Problem to solve: Repeat every line of the data exactly, but not the pictures.
== Data ==
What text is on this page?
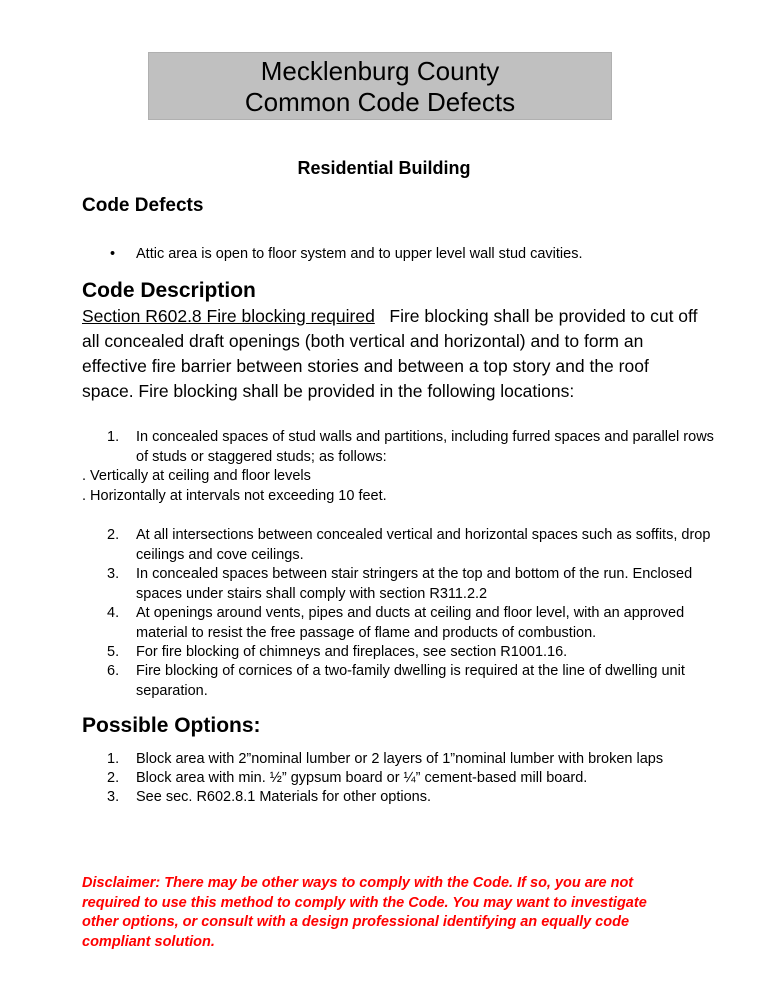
Mecklenburg County
Common Code Defects
Residential Building
Code Defects
• Attic area is open to floor system and to upper level wall stud cavities.
Code Description
Section R602.8 Fire blocking required Fire blocking shall be provided to cut off all concealed draft openings (both vertical and horizontal) and to form an effective fire barrier between stories and between a top story and the roof space. Fire blocking shall be provided in the following locations:
1. In concealed spaces of stud walls and partitions, including furred spaces and parallel rows of studs or staggered studs; as follows:
. Vertically at ceiling and floor levels
. Horizontally at intervals not exceeding 10 feet.
2. At all intersections between concealed vertical and horizontal spaces such as soffits, drop ceilings and cove ceilings.
3. In concealed spaces between stair stringers at the top and bottom of the run. Enclosed spaces under stairs shall comply with section R311.2.2
4. At openings around vents, pipes and ducts at ceiling and floor level, with an approved material to resist the free passage of flame and products of combustion.
5. For fire blocking of chimneys and fireplaces, see section R1001.16.
6. Fire blocking of cornices of a two-family dwelling is required at the line of dwelling unit separation.
Possible Options:
1. Block area with 2”nominal lumber or 2 layers of 1”nominal lumber with broken laps
2. Block area with min. ½” gypsum board or ¼” cement-based mill board.
3. See sec. R602.8.1 Materials for other options.
Disclaimer: There may be other ways to comply with the Code. If so, you are not required to use this method to comply with the Code. You may want to investigate other options, or consult with a design professional identifying an equally code compliant solution.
===
Output below:
What text is on this page?
Mecklenburg County
Common Code Defects
Residential Building
Code Defects
• Attic area is open to floor system and to upper level wall stud cavities.
Code Description
Section R602.8 Fire blocking required Fire blocking shall be provided to cut off all concealed draft openings (both vertical and horizontal) and to form an effective fire barrier between stories and between a top story and the roof space. Fire blocking shall be provided in the following locations:
1. In concealed spaces of stud walls and partitions, including furred spaces and parallel rows of studs or staggered studs; as follows:
. Vertically at ceiling and floor levels
. Horizontally at intervals not exceeding 10 feet.
2. At all intersections between concealed vertical and horizontal spaces such as soffits, drop ceilings and cove ceilings.
3. In concealed spaces between stair stringers at the top and bottom of the run. Enclosed spaces under stairs shall comply with section R311.2.2
4. At openings around vents, pipes and ducts at ceiling and floor level, with an approved material to resist the free passage of flame and products of combustion.
5. For fire blocking of chimneys and fireplaces, see section R1001.16.
6. Fire blocking of cornices of a two-family dwelling is required at the line of dwelling unit separation.
Possible Options:
1. Block area with 2”nominal lumber or 2 layers of 1”nominal lumber with broken laps
2. Block area with min. ½” gypsum board or ¼” cement-based mill board.
3. See sec. R602.8.1 Materials for other options.
Disclaimer: There may be other ways to comply with the Code. If so, you are not required to use this method to comply with the Code. You may want to investigate other options, or consult with a design professional identifying an equally code compliant solution.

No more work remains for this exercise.